** Start **

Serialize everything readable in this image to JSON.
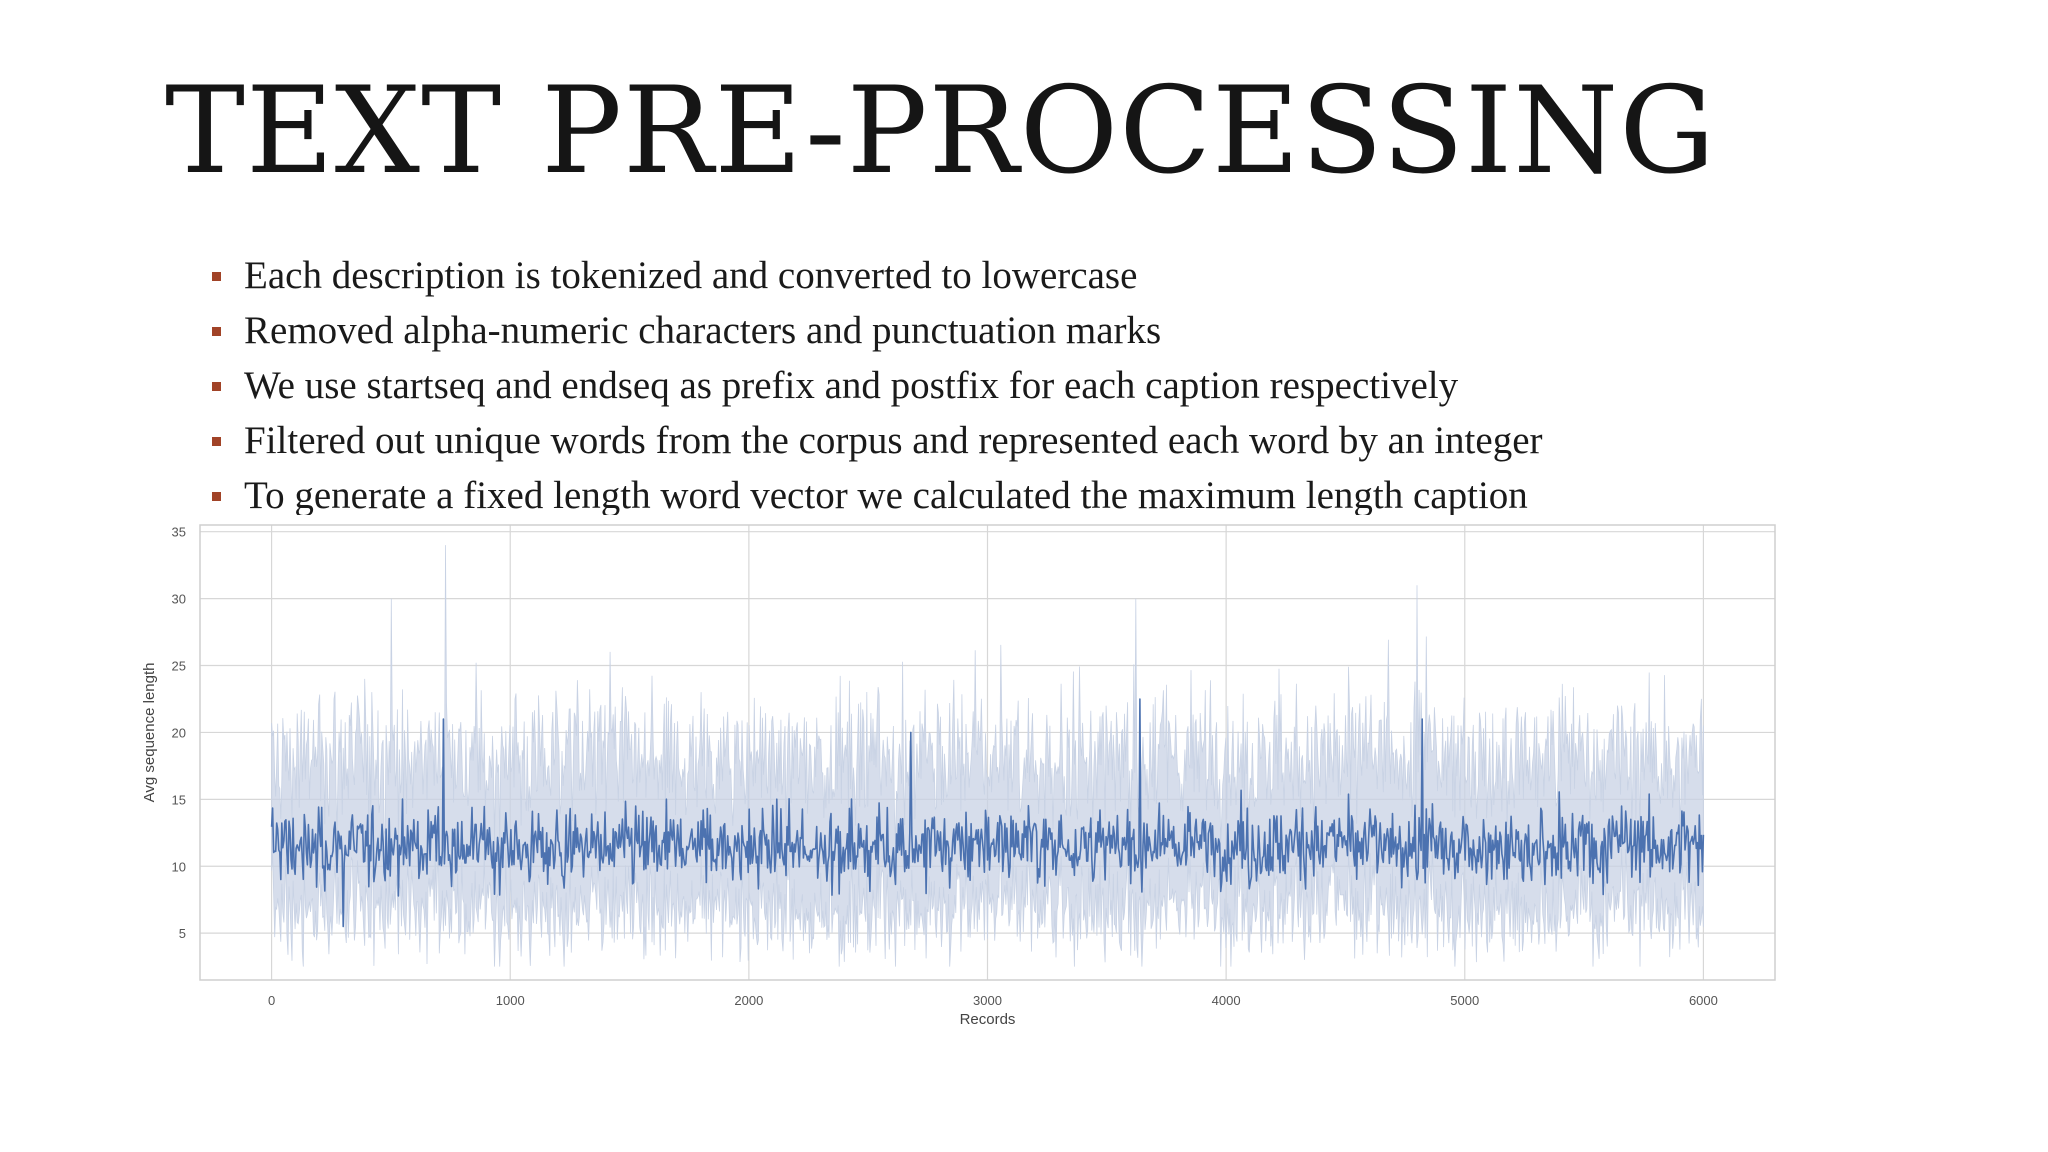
{
  "slide": {
    "title": "TEXT PRE-PROCESSING",
    "accent_color": "#a14327",
    "bullets": [
      "Each description is tokenized and converted to lowercase",
      "Removed alpha-numeric characters and punctuation marks",
      "We use startseq and endseq as prefix and postfix for each caption respectively",
      "Filtered out unique words from the corpus and represented each word by an integer",
      "To generate a fixed length word vector we calculated the maximum length caption"
    ]
  },
  "chart_data": {
    "type": "line",
    "xlabel": "Records",
    "ylabel": "Avg sequence length",
    "xlim": [
      -300,
      6300
    ],
    "ylim": [
      1.5,
      35.5
    ],
    "x_ticks": [
      0,
      1000,
      2000,
      3000,
      4000,
      5000,
      6000
    ],
    "y_ticks": [
      5,
      10,
      15,
      20,
      25,
      30,
      35
    ],
    "x_tick_labels": [
      "0",
      "1000",
      "2000",
      "3000",
      "4000",
      "5000",
      "6000"
    ],
    "y_tick_labels": [
      "5",
      "10",
      "15",
      "20",
      "25",
      "30",
      "35"
    ],
    "grid": true,
    "x_range": [
      0,
      6000
    ],
    "mean_line": {
      "color": "#4c72b0",
      "typical_range": [
        8,
        16
      ],
      "center": 11.5,
      "min": 5.5,
      "max": 22.5,
      "spikes": [
        {
          "x": 720,
          "y": 21
        },
        {
          "x": 3640,
          "y": 22.5
        },
        {
          "x": 4820,
          "y": 21
        },
        {
          "x": 2680,
          "y": 20
        },
        {
          "x": 300,
          "y": 5.5
        }
      ]
    },
    "confidence_band": {
      "color": "#c8d2e4",
      "typical_range": [
        5,
        20
      ],
      "min": 2.5,
      "max": 34,
      "spikes": [
        {
          "x": 730,
          "y": 34
        },
        {
          "x": 4800,
          "y": 31
        },
        {
          "x": 3620,
          "y": 30
        },
        {
          "x": 500,
          "y": 30
        }
      ]
    }
  }
}
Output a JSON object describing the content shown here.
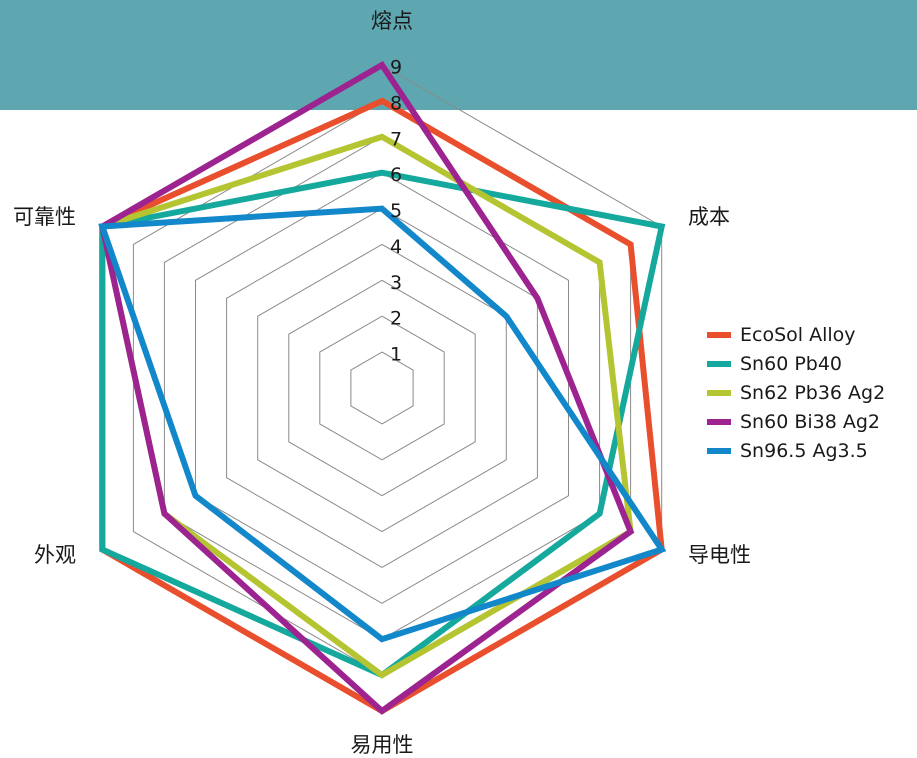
{
  "chart_data": {
    "type": "radar",
    "axes": [
      "熔点",
      "成本",
      "导电性",
      "易用性",
      "外观",
      "可靠性"
    ],
    "rlim": [
      0,
      9
    ],
    "ticks": [
      "1",
      "2",
      "3",
      "4",
      "5",
      "6",
      "7",
      "8",
      "9"
    ],
    "grid": true,
    "legend_position": "right",
    "series": [
      {
        "name": "EcoSol Alloy",
        "color": "#e94e2d",
        "values": [
          8,
          8,
          9,
          9,
          9,
          9
        ]
      },
      {
        "name": "Sn60 Pb40",
        "color": "#15a89c",
        "values": [
          6,
          9,
          7,
          8,
          9,
          9
        ]
      },
      {
        "name": "Sn62 Pb36 Ag2",
        "color": "#b5c532",
        "values": [
          7,
          7,
          8,
          8,
          7,
          9
        ]
      },
      {
        "name": "Sn60 Bi38 Ag2",
        "color": "#9c2390",
        "values": [
          9,
          5,
          8,
          9,
          7,
          9
        ]
      },
      {
        "name": "Sn96.5 Ag3.5",
        "color": "#1287c9",
        "values": [
          5,
          4,
          9,
          7,
          6,
          9
        ]
      }
    ]
  }
}
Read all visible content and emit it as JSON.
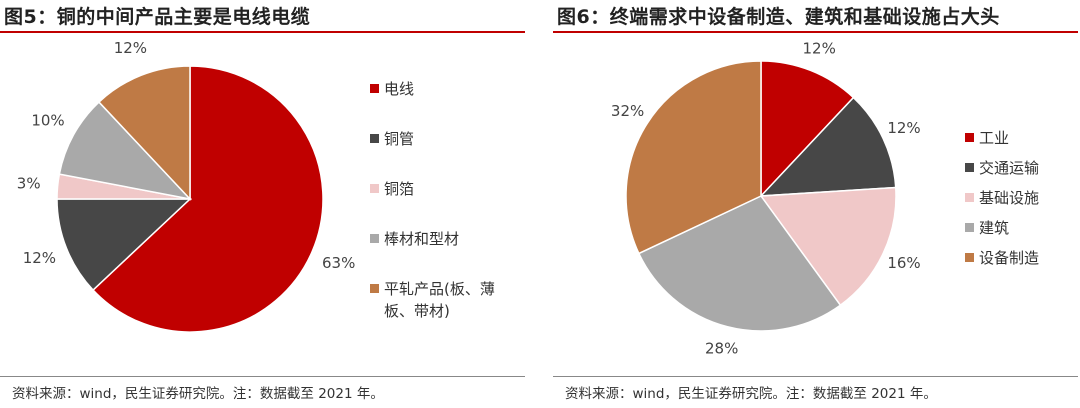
{
  "charts": [
    {
      "title": "图5：铜的中间产品主要是电线电缆",
      "source": "资料来源：wind，民生证券研究院。注：数据截至 2021 年。"
    },
    {
      "title": "图6：终端需求中设备制造、建筑和基础设施占大头",
      "source": "资料来源：wind，民生证券研究院。注：数据截至 2021 年。"
    }
  ],
  "chart_data": [
    {
      "type": "pie",
      "title": "图5：铜的中间产品主要是电线电缆",
      "categories": [
        "电线",
        "铜管",
        "铜箔",
        "棒材和型材",
        "平轧产品(板、薄板、带材)"
      ],
      "values": [
        63,
        12,
        3,
        10,
        12
      ],
      "value_labels": [
        "63%",
        "12%",
        "3%",
        "10%",
        "12%"
      ],
      "colors": [
        "#c00000",
        "#474747",
        "#f0c8c8",
        "#a9a9a9",
        "#bf7a45"
      ],
      "start": "12 o'clock",
      "direction": "clockwise",
      "legend_position": "right"
    },
    {
      "type": "pie",
      "title": "图6：终端需求中设备制造、建筑和基础设施占大头",
      "categories": [
        "工业",
        "交通运输",
        "基础设施",
        "建筑",
        "设备制造"
      ],
      "values": [
        12,
        12,
        16,
        28,
        32
      ],
      "value_labels": [
        "12%",
        "12%",
        "16%",
        "28%",
        "32%"
      ],
      "colors": [
        "#c00000",
        "#474747",
        "#f0c8c8",
        "#a9a9a9",
        "#bf7a45"
      ],
      "start": "12 o'clock",
      "direction": "clockwise",
      "legend_position": "right"
    }
  ]
}
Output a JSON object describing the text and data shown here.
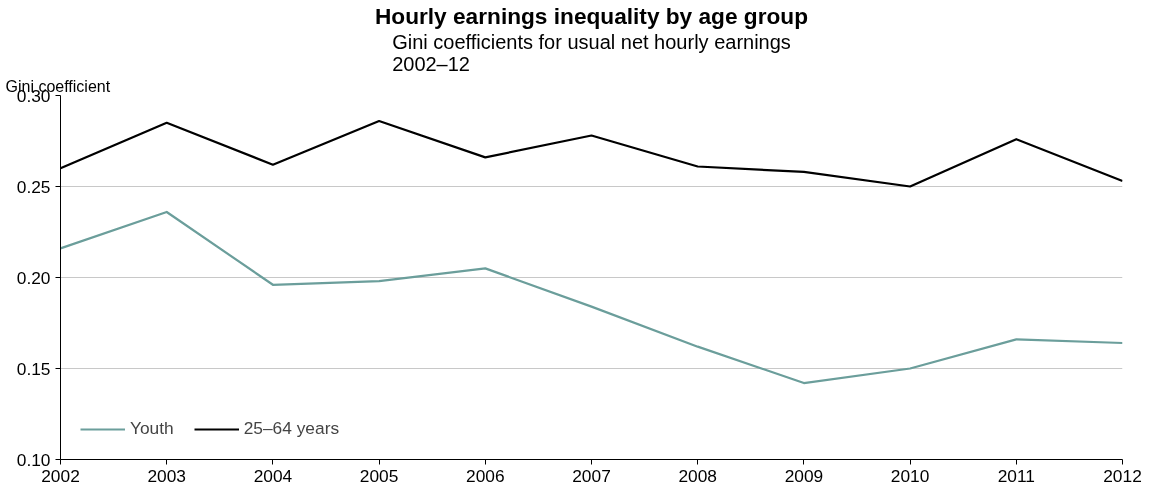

** End **

● **What the task requires**: Write out the entries above word for word. Do not include the pictures.

● **Task result**:
Serialize everything readable in this image to JSON.
{
  "slide": {
    "title": "TEXT PRE-PROCESSING",
    "accent_color": "#a14327",
    "bullets": [
      "Each description is tokenized and converted to lowercase",
      "Removed alpha-numeric characters and punctuation marks",
      "We use startseq and endseq as prefix and postfix for each caption respectively",
      "Filtered out unique words from the corpus and represented each word by an integer",
      "To generate a fixed length word vector we calculated the maximum length caption"
    ]
  },
  "chart_data": {
    "type": "line",
    "xlabel": "Records",
    "ylabel": "Avg sequence length",
    "xlim": [
      -300,
      6300
    ],
    "ylim": [
      1.5,
      35.5
    ],
    "x_ticks": [
      0,
      1000,
      2000,
      3000,
      4000,
      5000,
      6000
    ],
    "y_ticks": [
      5,
      10,
      15,
      20,
      25,
      30,
      35
    ],
    "x_tick_labels": [
      "0",
      "1000",
      "2000",
      "3000",
      "4000",
      "5000",
      "6000"
    ],
    "y_tick_labels": [
      "5",
      "10",
      "15",
      "20",
      "25",
      "30",
      "35"
    ],
    "grid": true,
    "x_range": [
      0,
      6000
    ],
    "mean_line": {
      "color": "#4c72b0",
      "typical_range": [
        8,
        16
      ],
      "center": 11.5,
      "min": 5.5,
      "max": 22.5,
      "spikes": [
        {
          "x": 720,
          "y": 21
        },
        {
          "x": 3640,
          "y": 22.5
        },
        {
          "x": 4820,
          "y": 21
        },
        {
          "x": 2680,
          "y": 20
        },
        {
          "x": 300,
          "y": 5.5
        }
      ]
    },
    "confidence_band": {
      "color": "#c8d2e4",
      "typical_range": [
        5,
        20
      ],
      "min": 2.5,
      "max": 34,
      "spikes": [
        {
          "x": 730,
          "y": 34
        },
        {
          "x": 4800,
          "y": 31
        },
        {
          "x": 3620,
          "y": 30
        },
        {
          "x": 500,
          "y": 30
        }
      ]
    }
  }
}
Output a JSON object describing the content shown here.
{
  "chart_data": {
    "type": "radar",
    "axes": [
      "熔点",
      "成本",
      "导电性",
      "易用性",
      "外观",
      "可靠性"
    ],
    "rlim": [
      0,
      9
    ],
    "ticks": [
      "1",
      "2",
      "3",
      "4",
      "5",
      "6",
      "7",
      "8",
      "9"
    ],
    "grid": true,
    "legend_position": "right",
    "series": [
      {
        "name": "EcoSol Alloy",
        "color": "#e94e2d",
        "values": [
          8,
          8,
          9,
          9,
          9,
          9
        ]
      },
      {
        "name": "Sn60 Pb40",
        "color": "#15a89c",
        "values": [
          6,
          9,
          7,
          8,
          9,
          9
        ]
      },
      {
        "name": "Sn62 Pb36 Ag2",
        "color": "#b5c532",
        "values": [
          7,
          7,
          8,
          8,
          7,
          9
        ]
      },
      {
        "name": "Sn60 Bi38 Ag2",
        "color": "#9c2390",
        "values": [
          9,
          5,
          8,
          9,
          7,
          9
        ]
      },
      {
        "name": "Sn96.5 Ag3.5",
        "color": "#1287c9",
        "values": [
          5,
          4,
          9,
          7,
          6,
          9
        ]
      }
    ]
  }
}
Read all visible content and emit it as JSON.
{
  "charts": [
    {
      "title": "图5：铜的中间产品主要是电线电缆",
      "source": "资料来源：wind，民生证券研究院。注：数据截至 2021 年。"
    },
    {
      "title": "图6：终端需求中设备制造、建筑和基础设施占大头",
      "source": "资料来源：wind，民生证券研究院。注：数据截至 2021 年。"
    }
  ],
  "chart_data": [
    {
      "type": "pie",
      "title": "图5：铜的中间产品主要是电线电缆",
      "categories": [
        "电线",
        "铜管",
        "铜箔",
        "棒材和型材",
        "平轧产品(板、薄板、带材)"
      ],
      "values": [
        63,
        12,
        3,
        10,
        12
      ],
      "value_labels": [
        "63%",
        "12%",
        "3%",
        "10%",
        "12%"
      ],
      "colors": [
        "#c00000",
        "#474747",
        "#f0c8c8",
        "#a9a9a9",
        "#bf7a45"
      ],
      "start": "12 o'clock",
      "direction": "clockwise",
      "legend_position": "right"
    },
    {
      "type": "pie",
      "title": "图6：终端需求中设备制造、建筑和基础设施占大头",
      "categories": [
        "工业",
        "交通运输",
        "基础设施",
        "建筑",
        "设备制造"
      ],
      "values": [
        12,
        12,
        16,
        28,
        32
      ],
      "value_labels": [
        "12%",
        "12%",
        "16%",
        "28%",
        "32%"
      ],
      "colors": [
        "#c00000",
        "#474747",
        "#f0c8c8",
        "#a9a9a9",
        "#bf7a45"
      ],
      "start": "12 o'clock",
      "direction": "clockwise",
      "legend_position": "right"
    }
  ]
}
Output a JSON object describing the text and data shown here.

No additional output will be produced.